* Begin DATA LISTING *

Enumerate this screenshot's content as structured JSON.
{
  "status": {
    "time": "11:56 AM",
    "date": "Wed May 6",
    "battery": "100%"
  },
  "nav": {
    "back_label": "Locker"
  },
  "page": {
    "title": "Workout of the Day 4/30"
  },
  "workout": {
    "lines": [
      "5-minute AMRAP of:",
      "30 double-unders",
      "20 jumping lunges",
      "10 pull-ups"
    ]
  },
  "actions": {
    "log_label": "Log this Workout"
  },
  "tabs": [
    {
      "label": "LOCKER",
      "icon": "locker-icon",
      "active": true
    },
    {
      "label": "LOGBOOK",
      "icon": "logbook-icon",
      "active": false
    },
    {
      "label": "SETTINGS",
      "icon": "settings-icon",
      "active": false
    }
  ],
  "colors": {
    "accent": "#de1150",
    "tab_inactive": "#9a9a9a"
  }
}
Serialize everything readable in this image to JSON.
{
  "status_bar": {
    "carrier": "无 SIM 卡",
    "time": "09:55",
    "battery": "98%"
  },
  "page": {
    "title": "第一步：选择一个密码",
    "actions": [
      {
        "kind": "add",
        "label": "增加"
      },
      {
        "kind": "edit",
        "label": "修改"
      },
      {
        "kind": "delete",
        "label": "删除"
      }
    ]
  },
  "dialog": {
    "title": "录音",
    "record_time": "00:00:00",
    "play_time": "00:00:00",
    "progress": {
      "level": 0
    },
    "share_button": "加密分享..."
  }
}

* End DATA LISTING *

Give the lines from the one containing "Serialize everything readable" through the end of the entries again, exactly as written and with no other lines.

RESULT
Serialize everything readable in this image to JSON.
{
  "status_bar": {
    "carrier": "无 SIM 卡",
    "time": "09:55",
    "battery": "98%"
  },
  "page": {
    "title": "第一步：选择一个密码",
    "actions": [
      {
        "kind": "add",
        "label": "增加"
      },
      {
        "kind": "edit",
        "label": "修改"
      },
      {
        "kind": "delete",
        "label": "删除"
      }
    ]
  },
  "dialog": {
    "title": "录音",
    "record_time": "00:00:00",
    "play_time": "00:00:00",
    "progress": {
      "level": 0
    },
    "share_button": "加密分享..."
  }
}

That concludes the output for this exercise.